→ Aim of the exercise:
Return the material exactly as supplied, apart from the pictures, which are omitted.

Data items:

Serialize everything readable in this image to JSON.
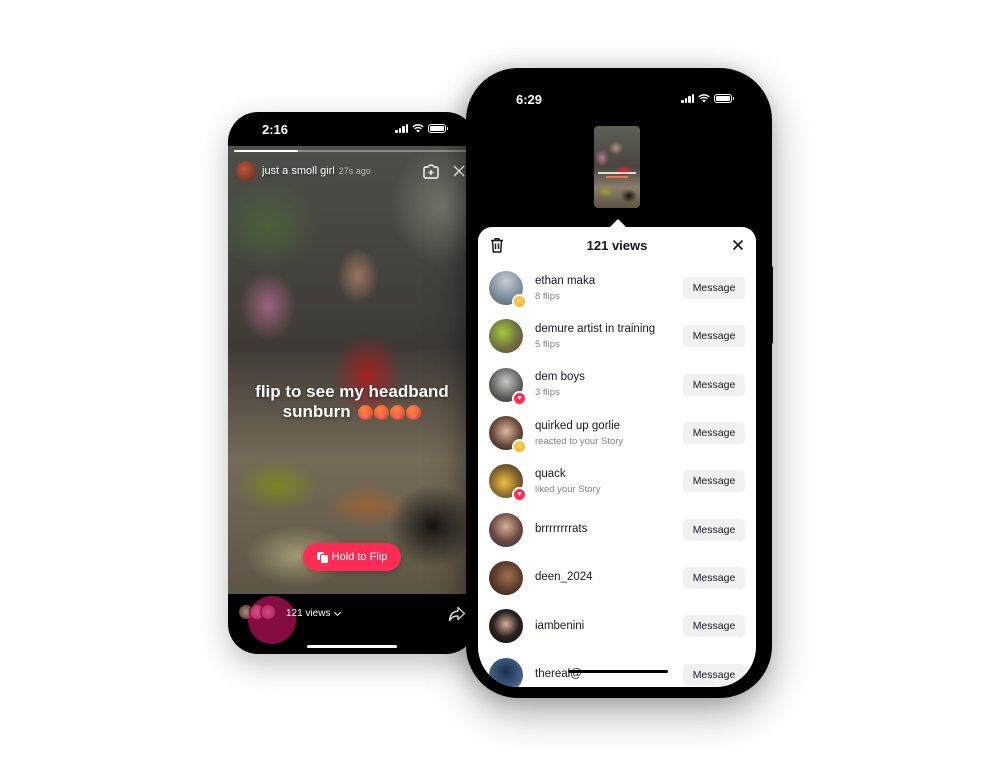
{
  "story_phone": {
    "status": {
      "time": "2:16"
    },
    "progress": 0.27,
    "header": {
      "username": "just a smoll girl",
      "timestamp": "27s ago"
    },
    "caption": {
      "line1": "flip to see my headband",
      "line2": "sunburn",
      "emoji": [
        "hot-face",
        "hot-face",
        "hot-face",
        "hot-face"
      ]
    },
    "hold_button": {
      "label": "Hold to Flip",
      "icon": "flip-icon"
    },
    "footer": {
      "views_label": "121 views"
    },
    "accent_color": "#fe2c55"
  },
  "viewers_phone": {
    "status": {
      "time": "6:29"
    },
    "sheet": {
      "title": "121 views",
      "message_label": "Message",
      "viewers": [
        {
          "name": "ethan maka",
          "sub": "8 flips",
          "badge": "laugh"
        },
        {
          "name": "demure artist in training",
          "sub": "5 flips",
          "badge": ""
        },
        {
          "name": "dem boys",
          "sub": "3 flips",
          "badge": "heart"
        },
        {
          "name": "quirked up gorlie",
          "sub": "reacted to your Story",
          "badge": "laugh"
        },
        {
          "name": "quack",
          "sub": "liked your Story",
          "badge": "heart"
        },
        {
          "name": "brrrrrrrrats",
          "sub": "",
          "badge": ""
        },
        {
          "name": "deen_2024",
          "sub": "",
          "badge": ""
        },
        {
          "name": "iambenini",
          "sub": "",
          "badge": ""
        },
        {
          "name": "thereal@",
          "sub": "",
          "badge": ""
        }
      ]
    }
  }
}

→ Problem solution:
Serialize everything readable in this image to JSON.
{
  "story_phone": {
    "status": {
      "time": "2:16"
    },
    "progress": 0.27,
    "header": {
      "username": "just a smoll girl",
      "timestamp": "27s ago"
    },
    "caption": {
      "line1": "flip to see my headband",
      "line2": "sunburn",
      "emoji": [
        "hot-face",
        "hot-face",
        "hot-face",
        "hot-face"
      ]
    },
    "hold_button": {
      "label": "Hold to Flip",
      "icon": "flip-icon"
    },
    "footer": {
      "views_label": "121 views"
    },
    "accent_color": "#fe2c55"
  },
  "viewers_phone": {
    "status": {
      "time": "6:29"
    },
    "sheet": {
      "title": "121 views",
      "message_label": "Message",
      "viewers": [
        {
          "name": "ethan maka",
          "sub": "8 flips",
          "badge": "laugh"
        },
        {
          "name": "demure artist in training",
          "sub": "5 flips",
          "badge": ""
        },
        {
          "name": "dem boys",
          "sub": "3 flips",
          "badge": "heart"
        },
        {
          "name": "quirked up gorlie",
          "sub": "reacted to your Story",
          "badge": "laugh"
        },
        {
          "name": "quack",
          "sub": "liked your Story",
          "badge": "heart"
        },
        {
          "name": "brrrrrrrrats",
          "sub": "",
          "badge": ""
        },
        {
          "name": "deen_2024",
          "sub": "",
          "badge": ""
        },
        {
          "name": "iambenini",
          "sub": "",
          "badge": ""
        },
        {
          "name": "thereal@",
          "sub": "",
          "badge": ""
        }
      ]
    }
  }
}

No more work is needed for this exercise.